◆ **STATED GOAL**
Write every record out again exactly, and keep images out of it.

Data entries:

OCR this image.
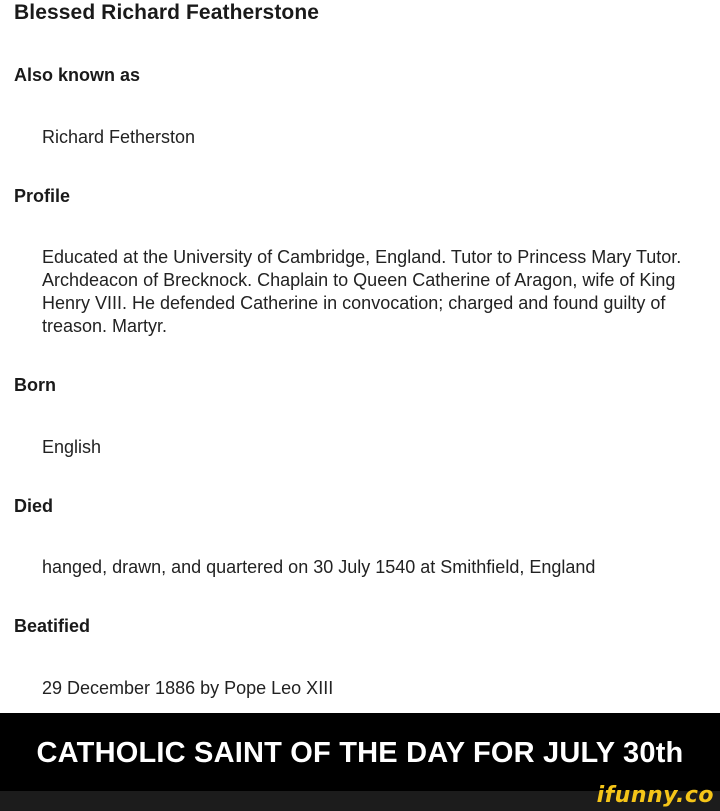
Blessed Richard Featherstone
Also known as
Richard Fetherston
Profile
Educated at the University of Cambridge, England. Tutor to Princess Mary Tutor. Archdeacon of Brecknock. Chaplain to Queen Catherine of Aragon, wife of King Henry VIII. He defended Catherine in convocation; charged and found guilty of treason. Martyr.
Born
English
Died
hanged, drawn, and quartered on 30 July 1540 at Smithfield, England
Beatified
29 December 1886 by Pope Leo XIII
CATHOLIC SAINT OF THE DAY FOR JULY 30th
ifunny.co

◆ **SOLUTION TO THE PROBLEM**
OCR this image.
Blessed Richard Featherstone
Also known as
Richard Fetherston
Profile
Educated at the University of Cambridge, England. Tutor to Princess Mary Tutor. Archdeacon of Brecknock. Chaplain to Queen Catherine of Aragon, wife of King Henry VIII. He defended Catherine in convocation; charged and found guilty of treason. Martyr.
Born
English
Died
hanged, drawn, and quartered on 30 July 1540 at Smithfield, England
Beatified
29 December 1886 by Pope Leo XIII
CATHOLIC SAINT OF THE DAY FOR JULY 30th
ifunny.co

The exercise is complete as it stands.